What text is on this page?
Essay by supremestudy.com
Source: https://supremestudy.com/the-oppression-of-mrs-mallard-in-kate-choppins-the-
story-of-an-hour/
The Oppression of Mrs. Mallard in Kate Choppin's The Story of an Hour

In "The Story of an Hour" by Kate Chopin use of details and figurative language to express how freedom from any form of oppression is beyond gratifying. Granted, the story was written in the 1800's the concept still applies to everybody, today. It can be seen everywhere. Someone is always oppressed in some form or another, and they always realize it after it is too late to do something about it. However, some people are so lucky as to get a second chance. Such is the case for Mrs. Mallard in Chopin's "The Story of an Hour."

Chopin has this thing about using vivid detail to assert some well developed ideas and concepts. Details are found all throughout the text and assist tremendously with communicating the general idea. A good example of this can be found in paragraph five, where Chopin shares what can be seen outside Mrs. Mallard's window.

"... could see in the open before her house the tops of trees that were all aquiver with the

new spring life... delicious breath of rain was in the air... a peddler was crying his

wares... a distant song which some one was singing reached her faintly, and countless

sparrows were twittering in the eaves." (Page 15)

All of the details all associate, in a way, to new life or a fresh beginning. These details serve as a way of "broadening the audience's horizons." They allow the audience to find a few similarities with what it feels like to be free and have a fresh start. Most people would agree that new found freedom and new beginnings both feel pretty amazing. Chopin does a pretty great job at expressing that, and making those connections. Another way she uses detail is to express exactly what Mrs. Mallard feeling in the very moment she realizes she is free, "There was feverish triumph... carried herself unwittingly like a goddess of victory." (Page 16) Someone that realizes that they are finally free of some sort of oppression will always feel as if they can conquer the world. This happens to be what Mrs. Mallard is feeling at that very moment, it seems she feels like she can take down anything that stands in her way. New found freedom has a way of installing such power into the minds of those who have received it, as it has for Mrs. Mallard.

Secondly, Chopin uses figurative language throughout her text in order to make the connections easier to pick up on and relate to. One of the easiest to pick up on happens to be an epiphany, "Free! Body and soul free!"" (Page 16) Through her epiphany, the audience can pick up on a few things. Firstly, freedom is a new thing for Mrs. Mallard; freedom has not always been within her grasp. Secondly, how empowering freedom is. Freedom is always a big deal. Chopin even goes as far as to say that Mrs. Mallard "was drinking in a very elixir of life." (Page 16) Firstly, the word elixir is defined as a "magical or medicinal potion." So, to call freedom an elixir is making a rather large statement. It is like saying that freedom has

##############################

Stated task - Write out every line of the data that holds the word "seen".

Task output -
In "The Story of an Hour" by Kate Chopin use of details and figurative language to express how freedom from any form of oppression is beyond gratifying. Granted, the story was written in the 1800's the concept still applies to everybody, today. It can be seen everywhere. Someone is always oppressed in some form or another, and they always realize it after it is too late to do something about it. However, some people are so lucky as to get a second chance. Such is the case for Mrs. Mallard in Chopin's "The Story of an Hour."
Chopin has this thing about using vivid detail to assert some well developed ideas and concepts. Details are found all throughout the text and assist tremendously with communicating the general idea. A good example of this can be found in paragraph five, where Chopin shares what can be seen outside Mrs. Mallard's window.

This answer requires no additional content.